> **Goal**:
Exactly reproduce each record listed below.

═════ Excerpted data

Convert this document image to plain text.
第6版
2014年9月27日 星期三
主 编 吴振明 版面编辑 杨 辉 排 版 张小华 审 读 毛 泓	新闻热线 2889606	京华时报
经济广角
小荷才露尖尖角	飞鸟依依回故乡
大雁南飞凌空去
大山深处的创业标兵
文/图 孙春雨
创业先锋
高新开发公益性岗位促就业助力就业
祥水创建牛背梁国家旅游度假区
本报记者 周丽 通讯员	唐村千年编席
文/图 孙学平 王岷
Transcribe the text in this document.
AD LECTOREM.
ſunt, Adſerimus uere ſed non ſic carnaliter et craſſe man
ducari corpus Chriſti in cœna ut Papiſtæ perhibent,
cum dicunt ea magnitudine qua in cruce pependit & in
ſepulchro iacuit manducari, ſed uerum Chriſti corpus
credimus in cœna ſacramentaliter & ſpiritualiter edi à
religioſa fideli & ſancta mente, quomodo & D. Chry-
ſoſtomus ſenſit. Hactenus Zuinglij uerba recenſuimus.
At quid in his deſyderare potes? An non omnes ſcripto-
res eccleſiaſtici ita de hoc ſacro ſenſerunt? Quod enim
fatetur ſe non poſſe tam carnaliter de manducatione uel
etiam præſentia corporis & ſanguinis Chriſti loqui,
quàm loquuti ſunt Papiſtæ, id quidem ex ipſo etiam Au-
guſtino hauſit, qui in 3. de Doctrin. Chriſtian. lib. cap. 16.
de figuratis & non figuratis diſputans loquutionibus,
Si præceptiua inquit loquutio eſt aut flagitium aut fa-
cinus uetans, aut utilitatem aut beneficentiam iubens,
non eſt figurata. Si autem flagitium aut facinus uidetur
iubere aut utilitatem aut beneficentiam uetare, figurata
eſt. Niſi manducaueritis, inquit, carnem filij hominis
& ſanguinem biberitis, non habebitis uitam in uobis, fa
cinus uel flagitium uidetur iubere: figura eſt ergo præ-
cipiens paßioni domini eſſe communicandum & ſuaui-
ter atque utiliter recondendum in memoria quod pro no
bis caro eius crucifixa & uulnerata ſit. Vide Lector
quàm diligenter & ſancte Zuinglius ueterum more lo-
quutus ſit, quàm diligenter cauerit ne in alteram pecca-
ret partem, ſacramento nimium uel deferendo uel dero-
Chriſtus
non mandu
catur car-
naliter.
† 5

══════════

> **Full answer**:
Convert this document image to plain text.
第6版
2014年9月27日 星期三
主 编 吴振明 版面编辑 杨 辉 排 版 张小华 审 读 毛 泓	新闻热线 2889606	京华时报
经济广角
小荷才露尖尖角	飞鸟依依回故乡
大雁南飞凌空去
大山深处的创业标兵
文/图 孙春雨
创业先锋
高新开发公益性岗位促就业助力就业
祥水创建牛背梁国家旅游度假区
本报记者 周丽 通讯员	唐村千年编席
文/图 孙学平 王岷
Transcribe the text in this document.
AD LECTOREM.
ſunt, Adſerimus uere ſed non ſic carnaliter et craſſe man
ducari corpus Chriſti in cœna ut Papiſtæ perhibent,
cum dicunt ea magnitudine qua in cruce pependit & in
ſepulchro iacuit manducari, ſed uerum Chriſti corpus
credimus in cœna ſacramentaliter & ſpiritualiter edi à
religioſa fideli & ſancta mente, quomodo & D. Chry-
ſoſtomus ſenſit. Hactenus Zuinglij uerba recenſuimus.
At quid in his deſyderare potes? An non omnes ſcripto-
res eccleſiaſtici ita de hoc ſacro ſenſerunt? Quod enim
fatetur ſe non poſſe tam carnaliter de manducatione uel
etiam præſentia corporis & ſanguinis Chriſti loqui,
quàm loquuti ſunt Papiſtæ, id quidem ex ipſo etiam Au-
guſtino hauſit, qui in 3. de Doctrin. Chriſtian. lib. cap. 16.
de figuratis & non figuratis diſputans loquutionibus,
Si præceptiua inquit loquutio eſt aut flagitium aut fa-
cinus uetans, aut utilitatem aut beneficentiam iubens,
non eſt figurata. Si autem flagitium aut facinus uidetur
iubere aut utilitatem aut beneficentiam uetare, figurata
eſt. Niſi manducaueritis, inquit, carnem filij hominis
& ſanguinem biberitis, non habebitis uitam in uobis, fa
cinus uel flagitium uidetur iubere: figura eſt ergo præ-
cipiens paßioni domini eſſe communicandum & ſuaui-
ter atque utiliter recondendum in memoria quod pro no
bis caro eius crucifixa & uulnerata ſit. Vide Lector
quàm diligenter & ſancte Zuinglius ueterum more lo-
quutus ſit, quàm diligenter cauerit ne in alteram pecca-
ret partem, ſacramento nimium uel deferendo uel dero-
Chriſtus
non mandu
catur car-
naliter.
† 5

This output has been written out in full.